GOAL 1:
Rewrite the part of the forum thread starting at "## Batistabomb (Oct" and ending at "that W3Schools provides..", putting "site" in place of "website".
GOAL 2:
In the forum thread, what website does Batistabomb recommend for learning C#?

PAGE TEXT:
# Good GUI and Database Oriented C# Book



## [xubz] (Oct 1, 2007)

Hey Guys!

I do know some C#, But most of the books I read just have insane amount of Object Oriented and Generics stuff.

Can you guys suggest some book(s) which only deals with GUI (Custom Controls, etc) and Database Oriented (i.e. Correctly using ADO.NET/ODBC/MySQL)?

Thanks!

Edit: Books that Deal with Database should have it in Detail! i.e. Not using the Insta-Database Connector, etc! Manually coding stuff!


----------



## Batistabomb (Oct 1, 2007)

i can suggest you a five star rated website for learning c#

www.w3schools.com


----------



## [xubz] (Oct 1, 2007)

Its *C SHARP*, Not some Web Programming Language that W3Schools provides..

In Fact, TFL doesn't have anything pertaining to C#


----------



## Jawahar (Oct 29, 2007)

hey...hope this book helps u...

[Element placement data]

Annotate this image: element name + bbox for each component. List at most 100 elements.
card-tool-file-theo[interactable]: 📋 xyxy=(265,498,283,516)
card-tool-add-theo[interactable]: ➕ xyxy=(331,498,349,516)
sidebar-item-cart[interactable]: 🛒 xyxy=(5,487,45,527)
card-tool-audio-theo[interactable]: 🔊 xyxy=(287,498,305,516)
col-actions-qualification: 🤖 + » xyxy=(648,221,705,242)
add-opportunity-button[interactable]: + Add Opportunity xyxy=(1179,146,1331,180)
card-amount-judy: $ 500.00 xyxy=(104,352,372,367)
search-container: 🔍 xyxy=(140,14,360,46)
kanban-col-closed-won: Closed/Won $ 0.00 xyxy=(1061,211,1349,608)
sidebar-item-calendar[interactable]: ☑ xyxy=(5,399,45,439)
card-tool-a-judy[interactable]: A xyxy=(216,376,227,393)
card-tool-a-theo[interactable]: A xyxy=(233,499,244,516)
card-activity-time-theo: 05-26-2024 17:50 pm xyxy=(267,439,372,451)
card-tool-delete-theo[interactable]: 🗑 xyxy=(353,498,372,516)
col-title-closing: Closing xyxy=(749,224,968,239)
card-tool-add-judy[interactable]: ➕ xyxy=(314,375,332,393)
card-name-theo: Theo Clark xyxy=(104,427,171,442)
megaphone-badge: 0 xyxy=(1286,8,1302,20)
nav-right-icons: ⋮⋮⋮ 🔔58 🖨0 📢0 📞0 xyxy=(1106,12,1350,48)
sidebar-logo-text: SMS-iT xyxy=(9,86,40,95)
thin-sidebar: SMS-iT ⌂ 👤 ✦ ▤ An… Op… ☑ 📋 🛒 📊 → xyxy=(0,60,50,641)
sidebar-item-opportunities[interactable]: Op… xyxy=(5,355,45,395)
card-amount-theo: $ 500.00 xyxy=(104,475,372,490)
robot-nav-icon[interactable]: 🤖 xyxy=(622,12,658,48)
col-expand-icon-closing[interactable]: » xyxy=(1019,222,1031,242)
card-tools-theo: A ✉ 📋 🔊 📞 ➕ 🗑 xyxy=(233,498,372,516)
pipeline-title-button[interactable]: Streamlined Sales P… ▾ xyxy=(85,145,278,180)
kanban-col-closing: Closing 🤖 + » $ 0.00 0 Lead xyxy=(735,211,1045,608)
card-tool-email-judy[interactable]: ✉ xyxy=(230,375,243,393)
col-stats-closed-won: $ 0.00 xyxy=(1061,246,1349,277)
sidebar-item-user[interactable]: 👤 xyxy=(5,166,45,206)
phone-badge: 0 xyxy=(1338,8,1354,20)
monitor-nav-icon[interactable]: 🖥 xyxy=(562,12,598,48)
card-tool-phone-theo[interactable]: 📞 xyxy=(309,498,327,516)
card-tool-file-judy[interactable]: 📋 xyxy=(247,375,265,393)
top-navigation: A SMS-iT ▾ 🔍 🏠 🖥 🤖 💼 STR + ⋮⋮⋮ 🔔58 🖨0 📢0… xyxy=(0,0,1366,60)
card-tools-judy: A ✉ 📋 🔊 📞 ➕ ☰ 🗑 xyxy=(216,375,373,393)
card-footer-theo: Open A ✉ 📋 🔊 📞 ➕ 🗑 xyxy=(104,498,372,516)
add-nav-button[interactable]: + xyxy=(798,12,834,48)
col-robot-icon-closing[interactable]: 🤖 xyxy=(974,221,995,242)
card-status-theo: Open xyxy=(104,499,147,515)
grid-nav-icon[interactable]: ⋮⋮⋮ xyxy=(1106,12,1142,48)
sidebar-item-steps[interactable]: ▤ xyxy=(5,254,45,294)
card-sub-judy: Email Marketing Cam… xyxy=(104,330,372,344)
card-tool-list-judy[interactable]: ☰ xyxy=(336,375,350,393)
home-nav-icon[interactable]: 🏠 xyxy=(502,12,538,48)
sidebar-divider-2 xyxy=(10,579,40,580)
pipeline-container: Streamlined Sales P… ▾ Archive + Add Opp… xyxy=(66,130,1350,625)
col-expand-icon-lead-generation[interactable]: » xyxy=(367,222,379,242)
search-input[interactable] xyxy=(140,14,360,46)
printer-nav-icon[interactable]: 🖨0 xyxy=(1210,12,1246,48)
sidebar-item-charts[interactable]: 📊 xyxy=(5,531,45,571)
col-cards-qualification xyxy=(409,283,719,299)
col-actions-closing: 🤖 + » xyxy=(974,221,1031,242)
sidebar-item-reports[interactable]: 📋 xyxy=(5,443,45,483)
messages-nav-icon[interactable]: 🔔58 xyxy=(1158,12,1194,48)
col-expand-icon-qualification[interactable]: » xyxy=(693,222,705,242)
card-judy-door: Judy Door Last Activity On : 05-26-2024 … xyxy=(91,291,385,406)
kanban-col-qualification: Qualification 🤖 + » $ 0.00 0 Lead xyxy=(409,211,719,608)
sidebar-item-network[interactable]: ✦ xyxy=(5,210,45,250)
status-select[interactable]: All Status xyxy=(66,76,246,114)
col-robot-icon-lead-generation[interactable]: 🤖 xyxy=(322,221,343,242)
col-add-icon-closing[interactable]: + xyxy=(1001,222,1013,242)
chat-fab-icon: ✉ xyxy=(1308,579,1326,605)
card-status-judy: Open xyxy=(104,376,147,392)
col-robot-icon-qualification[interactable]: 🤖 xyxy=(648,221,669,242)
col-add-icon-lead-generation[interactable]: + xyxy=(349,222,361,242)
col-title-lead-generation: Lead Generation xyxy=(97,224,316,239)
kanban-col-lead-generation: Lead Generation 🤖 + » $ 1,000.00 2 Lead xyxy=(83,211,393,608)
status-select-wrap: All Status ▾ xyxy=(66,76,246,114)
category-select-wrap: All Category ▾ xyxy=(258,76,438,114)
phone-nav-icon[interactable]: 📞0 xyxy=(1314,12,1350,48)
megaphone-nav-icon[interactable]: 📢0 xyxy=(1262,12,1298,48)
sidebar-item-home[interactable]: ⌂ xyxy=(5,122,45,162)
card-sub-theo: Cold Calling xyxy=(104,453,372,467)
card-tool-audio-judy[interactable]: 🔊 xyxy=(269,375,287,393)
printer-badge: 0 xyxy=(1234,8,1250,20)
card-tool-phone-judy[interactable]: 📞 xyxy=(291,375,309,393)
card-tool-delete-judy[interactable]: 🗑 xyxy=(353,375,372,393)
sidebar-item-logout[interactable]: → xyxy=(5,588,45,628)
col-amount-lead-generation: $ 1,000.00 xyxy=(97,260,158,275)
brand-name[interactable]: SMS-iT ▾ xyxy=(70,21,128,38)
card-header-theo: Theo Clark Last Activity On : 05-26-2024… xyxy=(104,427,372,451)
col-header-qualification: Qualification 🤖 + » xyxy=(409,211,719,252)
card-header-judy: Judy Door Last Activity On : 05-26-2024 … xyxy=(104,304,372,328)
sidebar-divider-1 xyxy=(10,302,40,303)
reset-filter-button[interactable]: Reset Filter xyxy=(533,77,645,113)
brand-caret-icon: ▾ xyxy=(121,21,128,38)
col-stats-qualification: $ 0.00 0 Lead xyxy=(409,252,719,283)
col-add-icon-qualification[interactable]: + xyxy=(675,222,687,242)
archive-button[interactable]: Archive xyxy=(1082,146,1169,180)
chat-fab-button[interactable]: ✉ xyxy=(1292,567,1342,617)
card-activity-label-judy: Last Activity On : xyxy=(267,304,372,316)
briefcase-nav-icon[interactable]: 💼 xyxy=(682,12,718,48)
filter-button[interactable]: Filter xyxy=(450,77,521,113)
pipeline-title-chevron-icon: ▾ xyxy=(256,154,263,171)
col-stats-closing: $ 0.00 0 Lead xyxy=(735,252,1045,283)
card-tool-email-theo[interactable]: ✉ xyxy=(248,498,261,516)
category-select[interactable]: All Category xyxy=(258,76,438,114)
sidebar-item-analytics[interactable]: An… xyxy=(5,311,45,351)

WORKED SOLUTION 1:
## Batistabomb (Oct 1, 2007)

i can suggest you a five star rated site for learning c#

www.w3schools.com


----------



## [xubz] (Oct 1, 2007)

Its *C SHARP*, Not some Web Programming Language that W3Schools provides..

WORKED SOLUTION 2:
www.w3schools.com